## [Aim]
Print every entry word for word, but omit the pictures.

□ □ □ □ □ □ □

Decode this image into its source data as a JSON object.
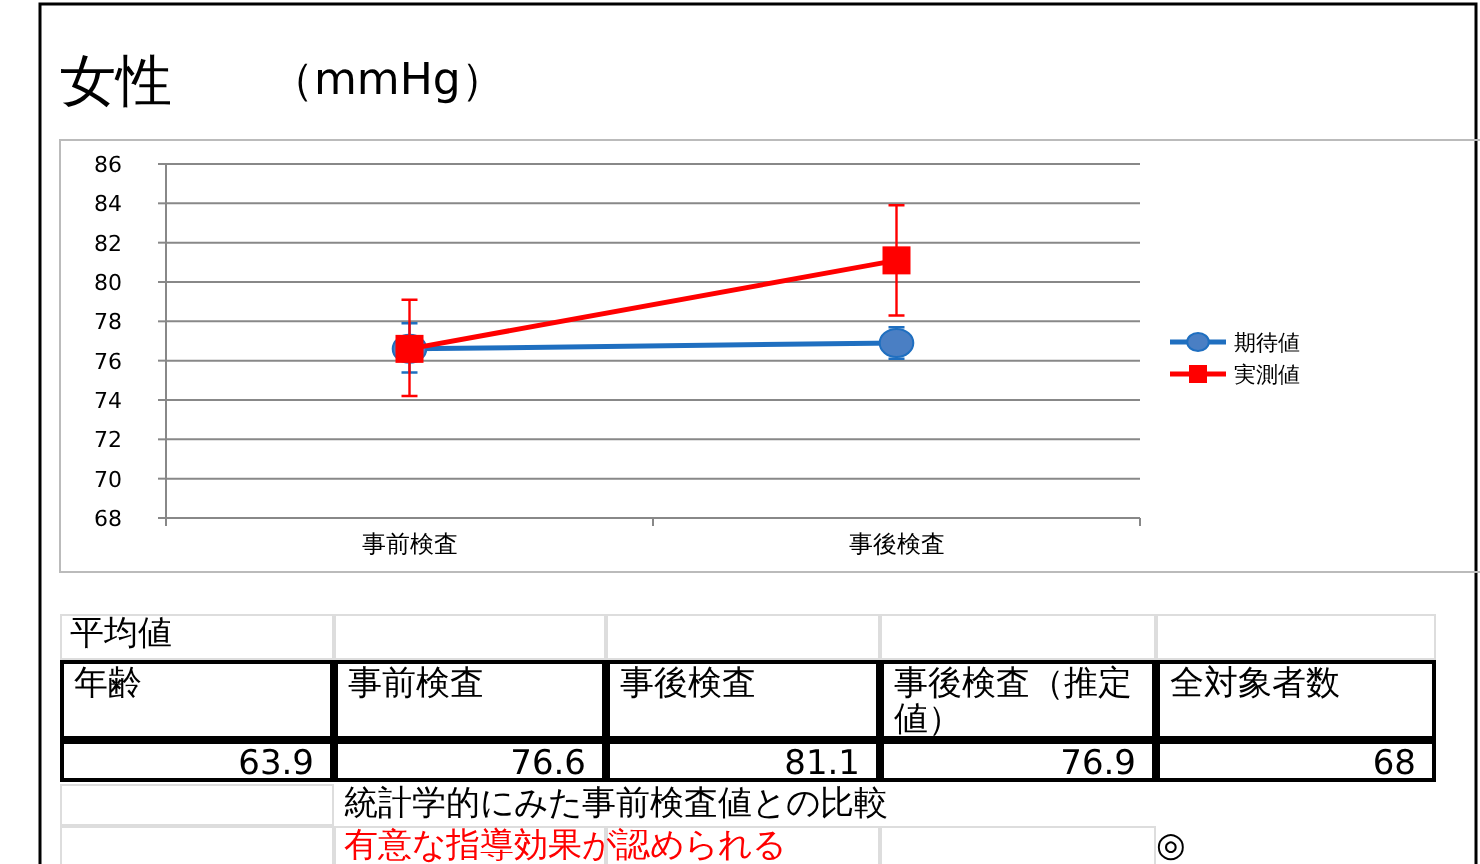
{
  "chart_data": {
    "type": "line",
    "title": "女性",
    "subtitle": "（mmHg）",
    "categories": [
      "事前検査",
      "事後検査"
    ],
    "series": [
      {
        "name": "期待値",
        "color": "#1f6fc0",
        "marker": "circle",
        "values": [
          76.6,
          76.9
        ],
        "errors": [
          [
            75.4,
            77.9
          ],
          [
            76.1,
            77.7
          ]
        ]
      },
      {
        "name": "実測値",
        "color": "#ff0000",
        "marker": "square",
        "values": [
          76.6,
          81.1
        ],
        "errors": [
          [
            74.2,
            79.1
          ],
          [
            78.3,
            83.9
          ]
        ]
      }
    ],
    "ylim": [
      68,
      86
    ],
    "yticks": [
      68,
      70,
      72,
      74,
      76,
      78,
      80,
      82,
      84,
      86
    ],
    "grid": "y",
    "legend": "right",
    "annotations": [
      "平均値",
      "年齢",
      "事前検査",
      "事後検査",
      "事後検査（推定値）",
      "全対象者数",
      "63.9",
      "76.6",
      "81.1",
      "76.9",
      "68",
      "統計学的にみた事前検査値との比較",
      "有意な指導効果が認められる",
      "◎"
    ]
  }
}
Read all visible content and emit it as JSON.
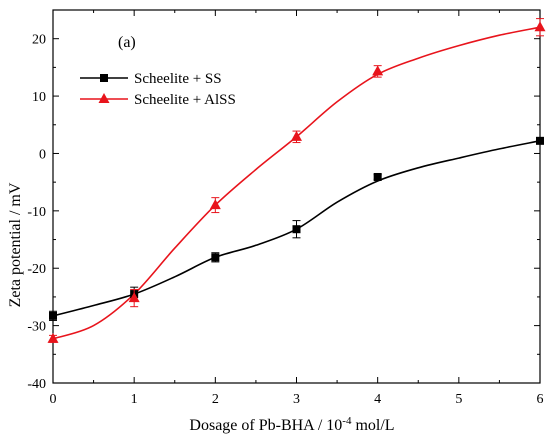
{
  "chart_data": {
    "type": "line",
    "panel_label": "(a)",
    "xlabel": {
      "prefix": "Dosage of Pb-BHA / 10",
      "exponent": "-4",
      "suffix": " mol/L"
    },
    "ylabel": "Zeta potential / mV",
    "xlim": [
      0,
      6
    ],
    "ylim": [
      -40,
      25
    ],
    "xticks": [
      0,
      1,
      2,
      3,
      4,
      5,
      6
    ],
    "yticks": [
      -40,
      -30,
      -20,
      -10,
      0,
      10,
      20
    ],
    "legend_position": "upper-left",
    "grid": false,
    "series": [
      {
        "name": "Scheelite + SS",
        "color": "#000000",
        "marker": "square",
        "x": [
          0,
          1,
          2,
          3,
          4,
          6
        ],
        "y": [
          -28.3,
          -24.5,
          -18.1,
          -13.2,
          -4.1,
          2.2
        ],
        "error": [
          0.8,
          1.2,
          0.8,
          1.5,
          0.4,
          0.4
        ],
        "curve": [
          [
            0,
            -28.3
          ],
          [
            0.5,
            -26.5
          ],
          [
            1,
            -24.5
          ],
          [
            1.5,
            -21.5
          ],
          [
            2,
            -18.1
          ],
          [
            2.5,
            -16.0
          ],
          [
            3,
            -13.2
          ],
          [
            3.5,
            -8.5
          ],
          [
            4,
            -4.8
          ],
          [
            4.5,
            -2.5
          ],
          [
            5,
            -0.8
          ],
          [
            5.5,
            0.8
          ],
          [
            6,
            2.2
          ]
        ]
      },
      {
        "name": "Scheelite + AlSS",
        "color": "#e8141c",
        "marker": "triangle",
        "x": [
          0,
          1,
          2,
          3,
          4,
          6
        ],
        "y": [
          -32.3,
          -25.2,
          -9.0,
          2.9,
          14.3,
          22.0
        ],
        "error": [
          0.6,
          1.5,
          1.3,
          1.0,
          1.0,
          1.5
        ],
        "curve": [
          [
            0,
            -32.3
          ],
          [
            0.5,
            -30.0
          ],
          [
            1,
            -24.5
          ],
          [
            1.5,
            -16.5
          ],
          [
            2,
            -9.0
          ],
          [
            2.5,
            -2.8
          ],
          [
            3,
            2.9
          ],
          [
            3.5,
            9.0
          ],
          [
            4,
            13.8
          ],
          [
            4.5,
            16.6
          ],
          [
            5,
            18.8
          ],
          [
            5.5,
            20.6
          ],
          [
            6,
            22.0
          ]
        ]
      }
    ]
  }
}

□ □ □ □ □ □ □

## [Written response]
Decode this image into its source data as a JSON object.
{
  "chart_data": {
    "type": "line",
    "title": "女性",
    "subtitle": "（mmHg）",
    "categories": [
      "事前検査",
      "事後検査"
    ],
    "series": [
      {
        "name": "期待値",
        "color": "#1f6fc0",
        "marker": "circle",
        "values": [
          76.6,
          76.9
        ],
        "errors": [
          [
            75.4,
            77.9
          ],
          [
            76.1,
            77.7
          ]
        ]
      },
      {
        "name": "実測値",
        "color": "#ff0000",
        "marker": "square",
        "values": [
          76.6,
          81.1
        ],
        "errors": [
          [
            74.2,
            79.1
          ],
          [
            78.3,
            83.9
          ]
        ]
      }
    ],
    "ylim": [
      68,
      86
    ],
    "yticks": [
      68,
      70,
      72,
      74,
      76,
      78,
      80,
      82,
      84,
      86
    ],
    "grid": "y",
    "legend": "right",
    "annotations": [
      "平均値",
      "年齢",
      "事前検査",
      "事後検査",
      "事後検査（推定値）",
      "全対象者数",
      "63.9",
      "76.6",
      "81.1",
      "76.9",
      "68",
      "統計学的にみた事前検査値との比較",
      "有意な指導効果が認められる",
      "◎"
    ]
  }
}
Read all visible content and emit it as JSON.
{
  "chart_data": {
    "type": "line",
    "panel_label": "(a)",
    "xlabel": {
      "prefix": "Dosage of Pb-BHA / 10",
      "exponent": "-4",
      "suffix": " mol/L"
    },
    "ylabel": "Zeta potential / mV",
    "xlim": [
      0,
      6
    ],
    "ylim": [
      -40,
      25
    ],
    "xticks": [
      0,
      1,
      2,
      3,
      4,
      5,
      6
    ],
    "yticks": [
      -40,
      -30,
      -20,
      -10,
      0,
      10,
      20
    ],
    "legend_position": "upper-left",
    "grid": false,
    "series": [
      {
        "name": "Scheelite + SS",
        "color": "#000000",
        "marker": "square",
        "x": [
          0,
          1,
          2,
          3,
          4,
          6
        ],
        "y": [
          -28.3,
          -24.5,
          -18.1,
          -13.2,
          -4.1,
          2.2
        ],
        "error": [
          0.8,
          1.2,
          0.8,
          1.5,
          0.4,
          0.4
        ],
        "curve": [
          [
            0,
            -28.3
          ],
          [
            0.5,
            -26.5
          ],
          [
            1,
            -24.5
          ],
          [
            1.5,
            -21.5
          ],
          [
            2,
            -18.1
          ],
          [
            2.5,
            -16.0
          ],
          [
            3,
            -13.2
          ],
          [
            3.5,
            -8.5
          ],
          [
            4,
            -4.8
          ],
          [
            4.5,
            -2.5
          ],
          [
            5,
            -0.8
          ],
          [
            5.5,
            0.8
          ],
          [
            6,
            2.2
          ]
        ]
      },
      {
        "name": "Scheelite + AlSS",
        "color": "#e8141c",
        "marker": "triangle",
        "x": [
          0,
          1,
          2,
          3,
          4,
          6
        ],
        "y": [
          -32.3,
          -25.2,
          -9.0,
          2.9,
          14.3,
          22.0
        ],
        "error": [
          0.6,
          1.5,
          1.3,
          1.0,
          1.0,
          1.5
        ],
        "curve": [
          [
            0,
            -32.3
          ],
          [
            0.5,
            -30.0
          ],
          [
            1,
            -24.5
          ],
          [
            1.5,
            -16.5
          ],
          [
            2,
            -9.0
          ],
          [
            2.5,
            -2.8
          ],
          [
            3,
            2.9
          ],
          [
            3.5,
            9.0
          ],
          [
            4,
            13.8
          ],
          [
            4.5,
            16.6
          ],
          [
            5,
            18.8
          ],
          [
            5.5,
            20.6
          ],
          [
            6,
            22.0
          ]
        ]
      }
    ]
  }
}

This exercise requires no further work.